— start of Records —

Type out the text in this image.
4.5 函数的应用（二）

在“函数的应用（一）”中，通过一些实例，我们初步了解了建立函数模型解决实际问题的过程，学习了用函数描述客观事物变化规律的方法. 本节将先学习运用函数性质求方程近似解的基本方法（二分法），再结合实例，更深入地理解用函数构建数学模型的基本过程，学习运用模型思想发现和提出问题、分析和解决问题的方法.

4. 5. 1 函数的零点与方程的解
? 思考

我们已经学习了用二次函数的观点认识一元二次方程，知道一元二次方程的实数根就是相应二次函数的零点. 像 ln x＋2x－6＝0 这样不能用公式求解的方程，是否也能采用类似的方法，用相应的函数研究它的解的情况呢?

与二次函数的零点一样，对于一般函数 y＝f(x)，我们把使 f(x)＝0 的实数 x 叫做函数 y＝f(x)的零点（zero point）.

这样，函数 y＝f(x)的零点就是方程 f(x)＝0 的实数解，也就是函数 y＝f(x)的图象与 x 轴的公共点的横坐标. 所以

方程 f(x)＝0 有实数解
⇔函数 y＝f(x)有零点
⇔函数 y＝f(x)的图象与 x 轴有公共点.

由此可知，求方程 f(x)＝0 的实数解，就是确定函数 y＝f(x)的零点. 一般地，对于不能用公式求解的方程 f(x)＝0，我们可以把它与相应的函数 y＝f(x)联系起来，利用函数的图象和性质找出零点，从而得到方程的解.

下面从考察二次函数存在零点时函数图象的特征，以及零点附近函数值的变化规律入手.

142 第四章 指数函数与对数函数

— end of Records —

• _Task to carry out_:
Output the records above in their entirety, exactly.

• _Solution for this problem_:
Type out the text in this image.
4.5 函数的应用（二）

在“函数的应用（一）”中，通过一些实例，我们初步了解了建立函数模型解决实际问题的过程，学习了用函数描述客观事物变化规律的方法. 本节将先学习运用函数性质求方程近似解的基本方法（二分法），再结合实例，更深入地理解用函数构建数学模型的基本过程，学习运用模型思想发现和提出问题、分析和解决问题的方法.

4. 5. 1 函数的零点与方程的解
? 思考

我们已经学习了用二次函数的观点认识一元二次方程，知道一元二次方程的实数根就是相应二次函数的零点. 像 ln x＋2x－6＝0 这样不能用公式求解的方程，是否也能采用类似的方法，用相应的函数研究它的解的情况呢?

与二次函数的零点一样，对于一般函数 y＝f(x)，我们把使 f(x)＝0 的实数 x 叫做函数 y＝f(x)的零点（zero point）.

这样，函数 y＝f(x)的零点就是方程 f(x)＝0 的实数解，也就是函数 y＝f(x)的图象与 x 轴的公共点的横坐标. 所以

方程 f(x)＝0 有实数解
⇔函数 y＝f(x)有零点
⇔函数 y＝f(x)的图象与 x 轴有公共点.

由此可知，求方程 f(x)＝0 的实数解，就是确定函数 y＝f(x)的零点. 一般地，对于不能用公式求解的方程 f(x)＝0，我们可以把它与相应的函数 y＝f(x)联系起来，利用函数的图象和性质找出零点，从而得到方程的解.

下面从考察二次函数存在零点时函数图象的特征，以及零点附近函数值的变化规律入手.

142 第四章 指数函数与对数函数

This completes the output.